··· Document text ···
The conservation community, and the American people at-large, is now approaching the crossroads. Do we continue to take the band-aid approach (attending public meetings, issuing action alerts, circulating petitions, and filing appeals/lawsuits) or do we step out-of-the-box and confront the root causes of the problem? While some may respectfully disagree with me, or question the feasibility of such a challenge, I advocate for the latter.

So what solutions do I offer? The 5 Keys to Reforming Wildlife Management in America, are as follows:
1.Restructuring the way state Fish & Game departments operate. Politics: western governors appoint agency commissioners, which essentially, tell the state departments what to do. This is cronyism at its worst. Economics: state departments are mostly funded by the sale of hunting/fishing tags or permits. These agencies are bound into serving the interest of “sportsmen” because it’s the hand that feeds them. Modern funding mechanisms, the application of best-available science and genuine public involvement are sorely lacking in these institutions and it must be addressed. Another option would be to empower the federal government to manage wildlife on federal public lands.
···
### [Instructions]
1: According to the wildlife management text, what mostly funds state Fish & Game departments?
2: Write out the stretch of the wildlife management text from "The conservation community, and" through "for the latter.".
3: Summarize the wildlife management text in two sentences.
··· Entries provided ···
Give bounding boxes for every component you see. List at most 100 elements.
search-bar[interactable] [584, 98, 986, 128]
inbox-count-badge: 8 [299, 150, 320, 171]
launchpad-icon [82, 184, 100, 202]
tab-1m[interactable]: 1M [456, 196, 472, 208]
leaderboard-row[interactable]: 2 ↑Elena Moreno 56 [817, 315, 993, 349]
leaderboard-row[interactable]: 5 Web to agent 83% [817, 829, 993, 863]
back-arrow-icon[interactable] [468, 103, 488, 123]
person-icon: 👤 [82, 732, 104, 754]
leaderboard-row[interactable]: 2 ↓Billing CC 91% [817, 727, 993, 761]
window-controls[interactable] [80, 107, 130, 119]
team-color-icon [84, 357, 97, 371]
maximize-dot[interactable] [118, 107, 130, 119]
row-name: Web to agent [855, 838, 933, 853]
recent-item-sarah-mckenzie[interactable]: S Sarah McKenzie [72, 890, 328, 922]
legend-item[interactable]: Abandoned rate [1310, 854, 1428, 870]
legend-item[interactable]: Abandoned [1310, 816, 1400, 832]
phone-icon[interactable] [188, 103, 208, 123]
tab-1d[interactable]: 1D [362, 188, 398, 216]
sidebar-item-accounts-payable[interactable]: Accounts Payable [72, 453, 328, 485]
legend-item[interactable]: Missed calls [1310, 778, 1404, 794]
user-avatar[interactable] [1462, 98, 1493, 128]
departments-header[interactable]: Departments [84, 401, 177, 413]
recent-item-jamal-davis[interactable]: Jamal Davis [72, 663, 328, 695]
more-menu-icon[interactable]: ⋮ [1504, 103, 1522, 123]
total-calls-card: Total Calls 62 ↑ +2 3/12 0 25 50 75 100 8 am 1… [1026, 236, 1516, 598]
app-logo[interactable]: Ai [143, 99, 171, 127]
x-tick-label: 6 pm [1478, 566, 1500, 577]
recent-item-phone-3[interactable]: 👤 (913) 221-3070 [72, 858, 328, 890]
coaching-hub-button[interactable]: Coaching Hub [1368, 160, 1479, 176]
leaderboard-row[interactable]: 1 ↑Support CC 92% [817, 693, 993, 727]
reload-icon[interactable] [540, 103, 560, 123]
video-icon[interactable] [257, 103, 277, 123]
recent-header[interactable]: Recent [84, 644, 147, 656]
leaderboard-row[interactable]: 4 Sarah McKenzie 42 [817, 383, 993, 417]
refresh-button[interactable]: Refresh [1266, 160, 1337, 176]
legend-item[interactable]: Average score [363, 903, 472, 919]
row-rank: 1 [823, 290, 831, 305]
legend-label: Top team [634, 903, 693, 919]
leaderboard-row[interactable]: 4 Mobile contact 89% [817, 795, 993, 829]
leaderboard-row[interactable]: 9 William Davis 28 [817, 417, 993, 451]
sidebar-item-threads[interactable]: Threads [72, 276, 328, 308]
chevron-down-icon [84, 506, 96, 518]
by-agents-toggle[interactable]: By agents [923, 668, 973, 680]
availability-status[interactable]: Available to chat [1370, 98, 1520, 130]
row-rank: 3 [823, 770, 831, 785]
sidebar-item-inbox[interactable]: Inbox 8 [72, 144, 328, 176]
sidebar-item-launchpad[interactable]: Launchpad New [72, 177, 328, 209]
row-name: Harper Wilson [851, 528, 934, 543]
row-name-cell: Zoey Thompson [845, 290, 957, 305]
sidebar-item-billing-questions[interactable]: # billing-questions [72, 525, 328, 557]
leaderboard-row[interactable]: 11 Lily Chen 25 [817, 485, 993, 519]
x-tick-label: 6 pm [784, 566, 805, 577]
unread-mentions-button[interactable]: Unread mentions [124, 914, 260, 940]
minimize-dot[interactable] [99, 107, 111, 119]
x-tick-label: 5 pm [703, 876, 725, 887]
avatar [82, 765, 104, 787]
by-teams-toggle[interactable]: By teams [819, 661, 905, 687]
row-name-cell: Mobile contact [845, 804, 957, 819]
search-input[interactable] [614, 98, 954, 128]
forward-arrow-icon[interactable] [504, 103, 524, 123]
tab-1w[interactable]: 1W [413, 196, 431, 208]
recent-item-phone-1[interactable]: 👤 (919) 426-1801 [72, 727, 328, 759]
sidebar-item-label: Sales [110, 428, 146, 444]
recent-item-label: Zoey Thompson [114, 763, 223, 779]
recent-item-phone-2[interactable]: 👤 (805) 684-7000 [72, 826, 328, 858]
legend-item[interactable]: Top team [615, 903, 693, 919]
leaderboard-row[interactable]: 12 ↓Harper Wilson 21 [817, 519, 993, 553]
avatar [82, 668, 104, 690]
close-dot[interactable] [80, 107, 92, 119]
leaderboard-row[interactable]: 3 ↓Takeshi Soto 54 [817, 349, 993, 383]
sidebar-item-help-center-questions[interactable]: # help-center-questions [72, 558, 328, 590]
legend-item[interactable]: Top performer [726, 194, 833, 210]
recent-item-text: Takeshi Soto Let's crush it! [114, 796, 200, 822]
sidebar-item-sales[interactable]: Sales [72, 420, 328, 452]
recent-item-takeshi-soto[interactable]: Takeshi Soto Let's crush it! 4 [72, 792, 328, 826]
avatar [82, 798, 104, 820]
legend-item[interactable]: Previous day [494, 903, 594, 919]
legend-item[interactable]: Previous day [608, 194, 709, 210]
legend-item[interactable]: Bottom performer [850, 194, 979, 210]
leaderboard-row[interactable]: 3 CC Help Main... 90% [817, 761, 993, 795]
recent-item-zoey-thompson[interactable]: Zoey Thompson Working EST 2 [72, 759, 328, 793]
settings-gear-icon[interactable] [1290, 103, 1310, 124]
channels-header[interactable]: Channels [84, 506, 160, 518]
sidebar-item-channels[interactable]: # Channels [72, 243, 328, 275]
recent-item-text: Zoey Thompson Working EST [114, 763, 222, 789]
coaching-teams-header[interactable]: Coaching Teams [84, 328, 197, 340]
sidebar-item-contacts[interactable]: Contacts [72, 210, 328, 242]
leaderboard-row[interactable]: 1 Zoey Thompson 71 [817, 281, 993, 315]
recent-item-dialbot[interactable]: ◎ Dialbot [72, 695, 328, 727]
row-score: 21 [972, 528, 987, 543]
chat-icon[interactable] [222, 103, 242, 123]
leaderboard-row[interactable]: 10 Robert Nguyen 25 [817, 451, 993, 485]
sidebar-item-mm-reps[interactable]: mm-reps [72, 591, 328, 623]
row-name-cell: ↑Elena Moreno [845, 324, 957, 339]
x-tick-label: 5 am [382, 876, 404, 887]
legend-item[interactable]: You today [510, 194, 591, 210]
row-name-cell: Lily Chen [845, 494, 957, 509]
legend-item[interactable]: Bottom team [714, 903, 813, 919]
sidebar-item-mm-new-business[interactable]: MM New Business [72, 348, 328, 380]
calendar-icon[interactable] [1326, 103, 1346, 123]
···
### [Expected results]
1: The sale of hunting/fishing tags or permits.

2:
The conservation community, and the American people at-large, is now approaching the crossroads. Do we continue to take the band-aid approach (attending public meetings, issuing action alerts, circulating petitions, and filing appeals/lawsuits) or do we step out-of-the-box and confront the root causes of the problem? While some may respectfully disagree with me, or question the feasibility of such a challenge, I advocate for the latter.

3: The author says the conservation community must choose between band-aid approaches, such as meetings, petitions and lawsuits, and confronting root causes, and favors confronting root causes. As the first of five keys to reform, the author proposes restructuring state Fish & Game departments, which are directed by governor-appointed commissioners and funded mostly by hunting and fishing tag sales, or else empowering the federal government to manage wildlife on federal public lands.